▶ [What you should do]: Turn the items, from the very first line through the line containing "colorbar-step — [544, 751, 569, 758]" (that line included), into a numbered list, leaving out any blank lines.

▶ [Data for this task]:
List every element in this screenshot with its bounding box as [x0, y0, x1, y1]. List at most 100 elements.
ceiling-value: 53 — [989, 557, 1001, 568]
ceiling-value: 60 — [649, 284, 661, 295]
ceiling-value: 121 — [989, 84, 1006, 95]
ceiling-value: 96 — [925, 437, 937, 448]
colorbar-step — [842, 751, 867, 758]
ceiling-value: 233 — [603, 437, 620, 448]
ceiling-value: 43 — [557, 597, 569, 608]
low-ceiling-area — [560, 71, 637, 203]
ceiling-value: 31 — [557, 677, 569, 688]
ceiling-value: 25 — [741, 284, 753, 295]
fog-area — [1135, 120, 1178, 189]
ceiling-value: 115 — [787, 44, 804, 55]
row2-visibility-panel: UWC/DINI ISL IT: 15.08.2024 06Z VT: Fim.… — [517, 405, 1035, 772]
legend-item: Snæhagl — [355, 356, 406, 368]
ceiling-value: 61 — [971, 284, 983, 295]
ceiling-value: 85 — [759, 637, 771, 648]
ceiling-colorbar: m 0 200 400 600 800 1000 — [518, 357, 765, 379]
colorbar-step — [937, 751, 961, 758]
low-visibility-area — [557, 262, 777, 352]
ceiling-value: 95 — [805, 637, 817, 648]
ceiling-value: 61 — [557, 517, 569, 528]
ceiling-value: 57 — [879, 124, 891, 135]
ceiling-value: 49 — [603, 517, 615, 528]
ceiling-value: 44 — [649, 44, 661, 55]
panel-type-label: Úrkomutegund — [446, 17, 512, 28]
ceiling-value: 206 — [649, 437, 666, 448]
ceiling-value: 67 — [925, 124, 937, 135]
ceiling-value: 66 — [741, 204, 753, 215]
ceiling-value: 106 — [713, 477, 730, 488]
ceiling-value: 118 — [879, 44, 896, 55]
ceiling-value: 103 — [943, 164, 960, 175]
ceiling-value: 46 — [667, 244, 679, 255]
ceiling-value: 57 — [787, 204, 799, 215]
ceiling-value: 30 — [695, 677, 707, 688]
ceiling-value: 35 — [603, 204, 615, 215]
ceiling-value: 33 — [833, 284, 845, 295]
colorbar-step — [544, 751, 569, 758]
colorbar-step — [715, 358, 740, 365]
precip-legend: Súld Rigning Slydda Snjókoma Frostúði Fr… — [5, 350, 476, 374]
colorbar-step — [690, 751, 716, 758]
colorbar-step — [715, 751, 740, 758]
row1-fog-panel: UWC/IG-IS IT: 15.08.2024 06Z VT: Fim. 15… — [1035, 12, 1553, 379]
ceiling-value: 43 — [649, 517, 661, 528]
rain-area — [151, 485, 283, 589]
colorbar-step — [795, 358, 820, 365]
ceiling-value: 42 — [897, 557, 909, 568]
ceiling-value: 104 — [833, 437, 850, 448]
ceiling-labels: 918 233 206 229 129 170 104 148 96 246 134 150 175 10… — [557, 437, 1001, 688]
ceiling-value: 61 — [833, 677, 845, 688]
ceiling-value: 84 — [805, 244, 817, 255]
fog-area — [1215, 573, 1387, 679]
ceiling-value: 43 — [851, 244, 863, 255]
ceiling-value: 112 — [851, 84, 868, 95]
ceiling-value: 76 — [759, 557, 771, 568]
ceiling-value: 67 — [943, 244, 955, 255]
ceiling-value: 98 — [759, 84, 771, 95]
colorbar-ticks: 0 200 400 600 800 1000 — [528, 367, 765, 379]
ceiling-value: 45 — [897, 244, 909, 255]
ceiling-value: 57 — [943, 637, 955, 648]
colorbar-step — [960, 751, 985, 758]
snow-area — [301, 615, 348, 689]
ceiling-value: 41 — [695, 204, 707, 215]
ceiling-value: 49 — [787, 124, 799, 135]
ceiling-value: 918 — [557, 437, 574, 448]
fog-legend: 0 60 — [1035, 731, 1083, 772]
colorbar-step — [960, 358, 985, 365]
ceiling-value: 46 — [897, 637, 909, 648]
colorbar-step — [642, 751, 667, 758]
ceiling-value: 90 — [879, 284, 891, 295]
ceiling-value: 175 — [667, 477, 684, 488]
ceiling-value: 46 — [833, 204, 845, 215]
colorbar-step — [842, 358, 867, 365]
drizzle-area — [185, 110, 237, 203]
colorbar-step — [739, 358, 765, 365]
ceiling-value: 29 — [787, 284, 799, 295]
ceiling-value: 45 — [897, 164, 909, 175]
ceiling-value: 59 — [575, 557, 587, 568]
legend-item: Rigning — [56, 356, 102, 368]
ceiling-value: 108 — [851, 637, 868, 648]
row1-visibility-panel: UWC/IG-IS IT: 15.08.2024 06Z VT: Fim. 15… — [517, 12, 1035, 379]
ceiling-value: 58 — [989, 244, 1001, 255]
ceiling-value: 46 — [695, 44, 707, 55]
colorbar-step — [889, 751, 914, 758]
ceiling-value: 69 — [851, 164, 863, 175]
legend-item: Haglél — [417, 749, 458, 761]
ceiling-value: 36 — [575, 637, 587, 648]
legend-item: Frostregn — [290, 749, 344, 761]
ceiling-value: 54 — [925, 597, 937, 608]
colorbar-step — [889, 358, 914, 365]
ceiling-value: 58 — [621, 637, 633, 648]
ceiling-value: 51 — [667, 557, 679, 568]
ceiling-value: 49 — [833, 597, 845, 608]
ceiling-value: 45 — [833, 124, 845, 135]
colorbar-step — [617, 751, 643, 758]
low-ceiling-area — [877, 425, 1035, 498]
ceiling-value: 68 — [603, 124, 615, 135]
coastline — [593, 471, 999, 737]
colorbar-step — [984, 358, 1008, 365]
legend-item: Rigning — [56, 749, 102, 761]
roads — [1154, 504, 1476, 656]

▶ [Correct response]:
1. List every element in this screenshot with its bounding box as [x0, y0, x1, y1]. List at most 100 elements.
2. ceiling-value: 53 — [989, 557, 1001, 568]
3. ceiling-value: 60 — [649, 284, 661, 295]
4. ceiling-value: 121 — [989, 84, 1006, 95]
5. ceiling-value: 96 — [925, 437, 937, 448]
6. colorbar-step — [842, 751, 867, 758]
7. ceiling-value: 233 — [603, 437, 620, 448]
8. ceiling-value: 43 — [557, 597, 569, 608]
9. low-ceiling-area — [560, 71, 637, 203]
10. ceiling-value: 31 — [557, 677, 569, 688]
11. ceiling-value: 25 — [741, 284, 753, 295]
12. fog-area — [1135, 120, 1178, 189]
13. ceiling-value: 115 — [787, 44, 804, 55]
14. row2-visibility-panel: UWC/DINI ISL IT: 15.08.2024 06Z VT: Fim.… — [517, 405, 1035, 772]
15. legend-item: Snæhagl — [355, 356, 406, 368]
16. ceiling-value: 61 — [971, 284, 983, 295]
17. ceiling-value: 85 — [759, 637, 771, 648]
18. ceiling-colorbar: m 0 200 400 600 800 1000 — [518, 357, 765, 379]
19. colorbar-step — [937, 751, 961, 758]
20. low-visibility-area — [557, 262, 777, 352]
21. ceiling-value: 95 — [805, 637, 817, 648]
22. ceiling-value: 61 — [557, 517, 569, 528]
23. ceiling-value: 57 — [879, 124, 891, 135]
24. ceiling-value: 49 — [603, 517, 615, 528]
25. ceiling-value: 44 — [649, 44, 661, 55]
26. panel-type-label: Úrkomutegund — [446, 17, 512, 28]
27. ceiling-value: 206 — [649, 437, 666, 448]
28. ceiling-value: 67 — [925, 124, 937, 135]
29. ceiling-value: 66 — [741, 204, 753, 215]
30. ceiling-value: 106 — [713, 477, 730, 488]
31. ceiling-value: 118 — [879, 44, 896, 55]
32. ceiling-value: 103 — [943, 164, 960, 175]
33. ceiling-value: 46 — [667, 244, 679, 255]
34. ceiling-value: 57 — [787, 204, 799, 215]
35. ceiling-value: 30 — [695, 677, 707, 688]
36. ceiling-value: 35 — [603, 204, 615, 215]
37. ceiling-value: 33 — [833, 284, 845, 295]
38. colorbar-step — [544, 751, 569, 758]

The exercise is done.